REQUIREMENTS: Below you will find a set of lines. Repeat them all exactly.

[Dataset entries]
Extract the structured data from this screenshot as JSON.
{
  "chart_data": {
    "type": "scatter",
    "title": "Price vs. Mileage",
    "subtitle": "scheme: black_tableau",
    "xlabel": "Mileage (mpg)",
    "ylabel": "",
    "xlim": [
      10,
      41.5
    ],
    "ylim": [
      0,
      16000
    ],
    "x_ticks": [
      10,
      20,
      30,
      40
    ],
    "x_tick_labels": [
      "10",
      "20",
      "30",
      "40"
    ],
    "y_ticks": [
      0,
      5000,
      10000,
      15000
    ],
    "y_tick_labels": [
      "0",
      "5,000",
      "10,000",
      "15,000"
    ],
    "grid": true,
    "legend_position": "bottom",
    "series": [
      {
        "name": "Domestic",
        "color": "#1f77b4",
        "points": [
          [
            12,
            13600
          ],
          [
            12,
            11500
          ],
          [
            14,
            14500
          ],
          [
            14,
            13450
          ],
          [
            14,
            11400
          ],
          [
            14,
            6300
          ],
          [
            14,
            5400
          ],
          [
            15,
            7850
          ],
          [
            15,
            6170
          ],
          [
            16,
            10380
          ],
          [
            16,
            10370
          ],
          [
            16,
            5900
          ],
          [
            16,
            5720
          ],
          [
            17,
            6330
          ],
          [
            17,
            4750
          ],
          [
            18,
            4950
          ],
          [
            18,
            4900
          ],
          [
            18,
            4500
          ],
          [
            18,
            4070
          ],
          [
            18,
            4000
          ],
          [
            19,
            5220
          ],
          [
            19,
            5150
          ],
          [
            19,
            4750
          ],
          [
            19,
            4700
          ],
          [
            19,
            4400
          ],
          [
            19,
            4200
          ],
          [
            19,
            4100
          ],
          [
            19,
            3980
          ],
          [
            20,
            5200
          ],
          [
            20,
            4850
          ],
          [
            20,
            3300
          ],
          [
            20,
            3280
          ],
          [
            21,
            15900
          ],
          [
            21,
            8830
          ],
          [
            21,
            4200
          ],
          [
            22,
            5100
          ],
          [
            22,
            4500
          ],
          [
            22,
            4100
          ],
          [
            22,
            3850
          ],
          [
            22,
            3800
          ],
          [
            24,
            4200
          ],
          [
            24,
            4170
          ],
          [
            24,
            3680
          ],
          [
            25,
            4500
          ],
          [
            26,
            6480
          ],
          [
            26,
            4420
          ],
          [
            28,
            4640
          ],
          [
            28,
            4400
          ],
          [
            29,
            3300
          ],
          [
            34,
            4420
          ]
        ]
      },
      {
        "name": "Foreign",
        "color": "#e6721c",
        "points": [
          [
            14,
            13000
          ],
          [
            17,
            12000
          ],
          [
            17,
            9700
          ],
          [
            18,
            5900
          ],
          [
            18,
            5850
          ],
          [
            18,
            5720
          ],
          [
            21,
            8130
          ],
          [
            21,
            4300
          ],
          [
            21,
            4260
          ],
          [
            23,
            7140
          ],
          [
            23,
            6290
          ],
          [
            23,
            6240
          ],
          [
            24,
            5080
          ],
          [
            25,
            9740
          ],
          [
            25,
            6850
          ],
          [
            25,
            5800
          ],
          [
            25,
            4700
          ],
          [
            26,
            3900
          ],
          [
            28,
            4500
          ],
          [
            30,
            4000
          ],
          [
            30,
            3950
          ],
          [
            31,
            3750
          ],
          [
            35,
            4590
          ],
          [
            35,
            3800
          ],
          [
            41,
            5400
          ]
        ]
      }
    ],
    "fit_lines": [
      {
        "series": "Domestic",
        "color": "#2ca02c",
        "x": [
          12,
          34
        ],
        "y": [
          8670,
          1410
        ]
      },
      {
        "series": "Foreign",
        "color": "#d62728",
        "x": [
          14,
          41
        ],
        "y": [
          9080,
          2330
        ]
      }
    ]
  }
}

REPLY:
Extract the structured data from this screenshot as JSON.
{
  "chart_data": {
    "type": "scatter",
    "title": "Price vs. Mileage",
    "subtitle": "scheme: black_tableau",
    "xlabel": "Mileage (mpg)",
    "ylabel": "",
    "xlim": [
      10,
      41.5
    ],
    "ylim": [
      0,
      16000
    ],
    "x_ticks": [
      10,
      20,
      30,
      40
    ],
    "x_tick_labels": [
      "10",
      "20",
      "30",
      "40"
    ],
    "y_ticks": [
      0,
      5000,
      10000,
      15000
    ],
    "y_tick_labels": [
      "0",
      "5,000",
      "10,000",
      "15,000"
    ],
    "grid": true,
    "legend_position": "bottom",
    "series": [
      {
        "name": "Domestic",
        "color": "#1f77b4",
        "points": [
          [
            12,
            13600
          ],
          [
            12,
            11500
          ],
          [
            14,
            14500
          ],
          [
            14,
            13450
          ],
          [
            14,
            11400
          ],
          [
            14,
            6300
          ],
          [
            14,
            5400
          ],
          [
            15,
            7850
          ],
          [
            15,
            6170
          ],
          [
            16,
            10380
          ],
          [
            16,
            10370
          ],
          [
            16,
            5900
          ],
          [
            16,
            5720
          ],
          [
            17,
            6330
          ],
          [
            17,
            4750
          ],
          [
            18,
            4950
          ],
          [
            18,
            4900
          ],
          [
            18,
            4500
          ],
          [
            18,
            4070
          ],
          [
            18,
            4000
          ],
          [
            19,
            5220
          ],
          [
            19,
            5150
          ],
          [
            19,
            4750
          ],
          [
            19,
            4700
          ],
          [
            19,
            4400
          ],
          [
            19,
            4200
          ],
          [
            19,
            4100
          ],
          [
            19,
            3980
          ],
          [
            20,
            5200
          ],
          [
            20,
            4850
          ],
          [
            20,
            3300
          ],
          [
            20,
            3280
          ],
          [
            21,
            15900
          ],
          [
            21,
            8830
          ],
          [
            21,
            4200
          ],
          [
            22,
            5100
          ],
          [
            22,
            4500
          ],
          [
            22,
            4100
          ],
          [
            22,
            3850
          ],
          [
            22,
            3800
          ],
          [
            24,
            4200
          ],
          [
            24,
            4170
          ],
          [
            24,
            3680
          ],
          [
            25,
            4500
          ],
          [
            26,
            6480
          ],
          [
            26,
            4420
          ],
          [
            28,
            4640
          ],
          [
            28,
            4400
          ],
          [
            29,
            3300
          ],
          [
            34,
            4420
          ]
        ]
      },
      {
        "name": "Foreign",
        "color": "#e6721c",
        "points": [
          [
            14,
            13000
          ],
          [
            17,
            12000
          ],
          [
            17,
            9700
          ],
          [
            18,
            5900
          ],
          [
            18,
            5850
          ],
          [
            18,
            5720
          ],
          [
            21,
            8130
          ],
          [
            21,
            4300
          ],
          [
            21,
            4260
          ],
          [
            23,
            7140
          ],
          [
            23,
            6290
          ],
          [
            23,
            6240
          ],
          [
            24,
            5080
          ],
          [
            25,
            9740
          ],
          [
            25,
            6850
          ],
          [
            25,
            5800
          ],
          [
            25,
            4700
          ],
          [
            26,
            3900
          ],
          [
            28,
            4500
          ],
          [
            30,
            4000
          ],
          [
            30,
            3950
          ],
          [
            31,
            3750
          ],
          [
            35,
            4590
          ],
          [
            35,
            3800
          ],
          [
            41,
            5400
          ]
        ]
      }
    ],
    "fit_lines": [
      {
        "series": "Domestic",
        "color": "#2ca02c",
        "x": [
          12,
          34
        ],
        "y": [
          8670,
          1410
        ]
      },
      {
        "series": "Foreign",
        "color": "#d62728",
        "x": [
          14,
          41
        ],
        "y": [
          9080,
          2330
        ]
      }
    ]
  }
}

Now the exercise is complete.